TASK DIRECTIONS: Select, from the data, each line where "محمد" occurs.

TASK DATA:

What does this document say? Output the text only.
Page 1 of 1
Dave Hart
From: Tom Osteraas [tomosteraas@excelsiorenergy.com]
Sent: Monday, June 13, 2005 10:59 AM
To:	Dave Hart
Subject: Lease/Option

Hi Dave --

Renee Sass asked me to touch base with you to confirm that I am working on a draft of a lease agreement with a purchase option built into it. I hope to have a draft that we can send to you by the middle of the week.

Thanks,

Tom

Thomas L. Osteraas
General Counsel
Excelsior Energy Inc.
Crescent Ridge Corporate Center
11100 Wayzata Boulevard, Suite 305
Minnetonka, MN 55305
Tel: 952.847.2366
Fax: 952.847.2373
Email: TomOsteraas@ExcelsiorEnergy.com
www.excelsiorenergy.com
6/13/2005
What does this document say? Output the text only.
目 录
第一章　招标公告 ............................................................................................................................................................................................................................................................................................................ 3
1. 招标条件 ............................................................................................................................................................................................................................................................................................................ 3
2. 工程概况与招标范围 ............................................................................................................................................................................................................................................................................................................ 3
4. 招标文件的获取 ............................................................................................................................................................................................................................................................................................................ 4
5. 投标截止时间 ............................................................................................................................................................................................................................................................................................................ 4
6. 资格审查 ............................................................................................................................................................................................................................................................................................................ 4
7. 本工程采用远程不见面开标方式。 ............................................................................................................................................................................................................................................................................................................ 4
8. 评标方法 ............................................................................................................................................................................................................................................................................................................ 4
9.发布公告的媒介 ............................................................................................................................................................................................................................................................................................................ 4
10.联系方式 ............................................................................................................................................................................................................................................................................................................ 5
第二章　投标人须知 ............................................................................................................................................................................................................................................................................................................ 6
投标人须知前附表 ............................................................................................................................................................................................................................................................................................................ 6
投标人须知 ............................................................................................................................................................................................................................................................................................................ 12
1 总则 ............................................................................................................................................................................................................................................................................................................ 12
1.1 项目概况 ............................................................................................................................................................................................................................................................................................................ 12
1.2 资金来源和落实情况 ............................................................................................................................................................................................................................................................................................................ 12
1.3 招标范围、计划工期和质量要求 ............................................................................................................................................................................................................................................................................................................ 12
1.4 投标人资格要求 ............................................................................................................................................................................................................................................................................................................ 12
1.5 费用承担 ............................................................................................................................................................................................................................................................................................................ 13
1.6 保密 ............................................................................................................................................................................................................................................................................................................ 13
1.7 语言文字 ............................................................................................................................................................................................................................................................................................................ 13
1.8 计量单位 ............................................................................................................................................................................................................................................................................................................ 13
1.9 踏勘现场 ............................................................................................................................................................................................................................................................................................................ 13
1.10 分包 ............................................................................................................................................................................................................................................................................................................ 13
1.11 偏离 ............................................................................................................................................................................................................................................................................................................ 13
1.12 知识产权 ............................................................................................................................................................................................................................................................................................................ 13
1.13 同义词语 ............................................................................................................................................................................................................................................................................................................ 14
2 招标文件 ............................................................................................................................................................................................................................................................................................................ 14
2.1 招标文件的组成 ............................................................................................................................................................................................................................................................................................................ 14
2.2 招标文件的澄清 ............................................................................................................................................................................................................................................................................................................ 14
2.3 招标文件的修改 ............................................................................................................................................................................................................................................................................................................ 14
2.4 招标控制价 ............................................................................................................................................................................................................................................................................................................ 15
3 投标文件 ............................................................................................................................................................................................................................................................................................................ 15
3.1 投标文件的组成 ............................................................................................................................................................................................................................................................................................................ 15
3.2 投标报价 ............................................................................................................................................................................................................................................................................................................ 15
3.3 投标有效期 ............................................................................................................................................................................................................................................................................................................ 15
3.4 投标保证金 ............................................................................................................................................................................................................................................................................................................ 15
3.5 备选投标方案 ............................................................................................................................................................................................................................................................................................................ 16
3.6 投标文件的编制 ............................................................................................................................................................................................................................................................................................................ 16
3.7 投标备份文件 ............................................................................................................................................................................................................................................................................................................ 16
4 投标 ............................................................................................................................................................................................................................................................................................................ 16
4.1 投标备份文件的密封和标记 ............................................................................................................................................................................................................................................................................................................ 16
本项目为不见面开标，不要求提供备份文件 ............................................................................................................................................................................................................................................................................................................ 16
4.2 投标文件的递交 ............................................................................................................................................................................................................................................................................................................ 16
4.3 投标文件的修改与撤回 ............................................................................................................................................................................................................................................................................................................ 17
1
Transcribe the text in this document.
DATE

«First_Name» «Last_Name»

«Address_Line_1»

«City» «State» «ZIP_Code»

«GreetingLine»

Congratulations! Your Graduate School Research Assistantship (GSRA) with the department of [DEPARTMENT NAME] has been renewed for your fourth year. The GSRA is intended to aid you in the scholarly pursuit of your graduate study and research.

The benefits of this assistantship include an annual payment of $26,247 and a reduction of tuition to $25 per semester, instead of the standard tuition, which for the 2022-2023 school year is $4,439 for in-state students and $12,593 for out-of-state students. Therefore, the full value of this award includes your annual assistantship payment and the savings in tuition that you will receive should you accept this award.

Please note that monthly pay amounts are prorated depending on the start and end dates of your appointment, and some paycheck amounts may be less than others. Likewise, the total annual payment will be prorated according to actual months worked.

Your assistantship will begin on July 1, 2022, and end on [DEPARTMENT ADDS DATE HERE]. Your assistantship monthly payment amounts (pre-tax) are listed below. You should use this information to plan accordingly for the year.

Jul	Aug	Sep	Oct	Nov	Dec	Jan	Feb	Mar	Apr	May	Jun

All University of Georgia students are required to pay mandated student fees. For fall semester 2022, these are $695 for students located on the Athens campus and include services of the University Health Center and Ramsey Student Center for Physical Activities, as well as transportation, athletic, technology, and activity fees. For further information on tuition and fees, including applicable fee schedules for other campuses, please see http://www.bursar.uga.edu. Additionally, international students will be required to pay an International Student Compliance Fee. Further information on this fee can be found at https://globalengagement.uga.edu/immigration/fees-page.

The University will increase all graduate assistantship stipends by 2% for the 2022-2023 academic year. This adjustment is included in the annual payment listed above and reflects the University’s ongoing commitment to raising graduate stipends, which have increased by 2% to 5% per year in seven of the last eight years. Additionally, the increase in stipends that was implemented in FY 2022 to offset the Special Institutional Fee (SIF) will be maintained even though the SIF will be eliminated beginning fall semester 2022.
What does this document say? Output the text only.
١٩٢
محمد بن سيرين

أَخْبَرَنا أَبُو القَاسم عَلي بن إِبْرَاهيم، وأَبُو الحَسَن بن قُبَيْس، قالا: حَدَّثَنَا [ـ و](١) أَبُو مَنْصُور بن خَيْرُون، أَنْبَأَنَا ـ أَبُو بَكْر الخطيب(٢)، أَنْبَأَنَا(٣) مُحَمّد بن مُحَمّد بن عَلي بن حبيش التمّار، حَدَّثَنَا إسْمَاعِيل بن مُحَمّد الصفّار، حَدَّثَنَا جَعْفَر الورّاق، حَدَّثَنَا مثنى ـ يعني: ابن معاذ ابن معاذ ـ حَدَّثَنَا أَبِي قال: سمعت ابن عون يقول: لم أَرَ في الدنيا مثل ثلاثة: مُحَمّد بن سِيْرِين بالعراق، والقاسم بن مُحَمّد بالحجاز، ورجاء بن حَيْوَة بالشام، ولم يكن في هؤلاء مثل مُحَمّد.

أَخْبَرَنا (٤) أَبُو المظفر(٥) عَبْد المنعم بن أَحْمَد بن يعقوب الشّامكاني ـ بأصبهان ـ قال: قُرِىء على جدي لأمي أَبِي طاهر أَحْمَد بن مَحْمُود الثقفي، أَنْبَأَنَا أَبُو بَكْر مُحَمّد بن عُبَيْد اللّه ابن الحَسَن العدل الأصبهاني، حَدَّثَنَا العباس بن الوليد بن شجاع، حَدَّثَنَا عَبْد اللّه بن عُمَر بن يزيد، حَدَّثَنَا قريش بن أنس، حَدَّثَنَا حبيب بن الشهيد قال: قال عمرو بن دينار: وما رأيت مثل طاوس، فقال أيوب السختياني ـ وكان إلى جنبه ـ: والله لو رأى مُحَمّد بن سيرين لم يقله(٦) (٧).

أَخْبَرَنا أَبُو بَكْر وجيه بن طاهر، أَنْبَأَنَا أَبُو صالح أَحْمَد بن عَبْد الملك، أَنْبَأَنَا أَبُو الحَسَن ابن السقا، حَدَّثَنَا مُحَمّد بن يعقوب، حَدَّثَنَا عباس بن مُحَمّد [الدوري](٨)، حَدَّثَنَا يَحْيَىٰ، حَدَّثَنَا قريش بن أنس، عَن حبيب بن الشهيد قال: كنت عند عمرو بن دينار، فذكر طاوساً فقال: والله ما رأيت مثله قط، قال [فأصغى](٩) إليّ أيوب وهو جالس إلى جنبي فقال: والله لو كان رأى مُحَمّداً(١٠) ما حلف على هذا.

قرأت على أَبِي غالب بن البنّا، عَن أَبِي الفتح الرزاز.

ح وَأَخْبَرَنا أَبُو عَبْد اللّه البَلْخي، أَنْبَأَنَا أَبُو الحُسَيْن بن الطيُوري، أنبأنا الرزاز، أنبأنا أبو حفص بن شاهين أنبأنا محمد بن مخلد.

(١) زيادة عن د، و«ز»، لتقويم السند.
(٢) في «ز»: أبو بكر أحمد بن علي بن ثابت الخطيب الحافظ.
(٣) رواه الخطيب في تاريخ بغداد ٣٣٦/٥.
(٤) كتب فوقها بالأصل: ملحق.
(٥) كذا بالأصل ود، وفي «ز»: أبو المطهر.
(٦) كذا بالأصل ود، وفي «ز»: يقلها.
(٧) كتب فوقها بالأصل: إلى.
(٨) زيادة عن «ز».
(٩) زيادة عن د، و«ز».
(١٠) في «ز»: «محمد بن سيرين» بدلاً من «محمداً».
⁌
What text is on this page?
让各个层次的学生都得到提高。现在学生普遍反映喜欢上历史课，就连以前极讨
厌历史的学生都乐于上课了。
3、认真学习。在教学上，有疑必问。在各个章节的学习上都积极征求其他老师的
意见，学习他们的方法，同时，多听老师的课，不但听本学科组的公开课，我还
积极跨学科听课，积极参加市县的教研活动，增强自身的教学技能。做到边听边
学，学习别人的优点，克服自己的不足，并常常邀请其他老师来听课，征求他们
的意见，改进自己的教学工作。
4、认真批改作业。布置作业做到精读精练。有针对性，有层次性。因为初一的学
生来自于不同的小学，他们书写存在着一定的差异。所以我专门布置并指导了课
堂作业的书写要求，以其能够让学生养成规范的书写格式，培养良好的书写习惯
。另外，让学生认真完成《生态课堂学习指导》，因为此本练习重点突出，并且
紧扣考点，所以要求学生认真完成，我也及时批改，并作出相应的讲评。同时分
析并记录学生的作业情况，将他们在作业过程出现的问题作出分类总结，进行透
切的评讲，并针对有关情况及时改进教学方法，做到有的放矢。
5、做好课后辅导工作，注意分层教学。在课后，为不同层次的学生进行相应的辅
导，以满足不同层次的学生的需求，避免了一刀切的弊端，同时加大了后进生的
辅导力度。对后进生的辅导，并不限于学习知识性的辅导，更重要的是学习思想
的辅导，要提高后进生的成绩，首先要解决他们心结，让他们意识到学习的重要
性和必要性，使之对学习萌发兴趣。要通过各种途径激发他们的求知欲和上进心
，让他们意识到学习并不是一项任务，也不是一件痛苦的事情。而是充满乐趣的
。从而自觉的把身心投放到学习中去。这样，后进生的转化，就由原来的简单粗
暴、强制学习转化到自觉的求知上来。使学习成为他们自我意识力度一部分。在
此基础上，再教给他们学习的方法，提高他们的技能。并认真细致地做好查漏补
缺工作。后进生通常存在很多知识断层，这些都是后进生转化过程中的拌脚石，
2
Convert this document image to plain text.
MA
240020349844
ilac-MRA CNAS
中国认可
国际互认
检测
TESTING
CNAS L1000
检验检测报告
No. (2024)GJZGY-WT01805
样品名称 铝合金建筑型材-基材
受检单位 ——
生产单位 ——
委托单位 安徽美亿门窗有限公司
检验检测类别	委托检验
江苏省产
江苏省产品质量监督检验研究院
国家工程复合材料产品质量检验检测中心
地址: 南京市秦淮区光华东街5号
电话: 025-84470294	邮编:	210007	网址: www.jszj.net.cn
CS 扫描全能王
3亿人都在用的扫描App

SOLUTION TO THE EXERCISE:
محمد بن سيرين
ح وَأَخْبَرَنا أَبُو عَبْد اللّه البَلْخي، أَنْبَأَنَا أَبُو الحُسَيْن بن الطيُوري، أنبأنا الرزاز، أنبأنا أبو حفص بن شاهين أنبأنا محمد بن مخلد.
(١٠) في «ز»: «محمد بن سيرين» بدلاً من «محمداً».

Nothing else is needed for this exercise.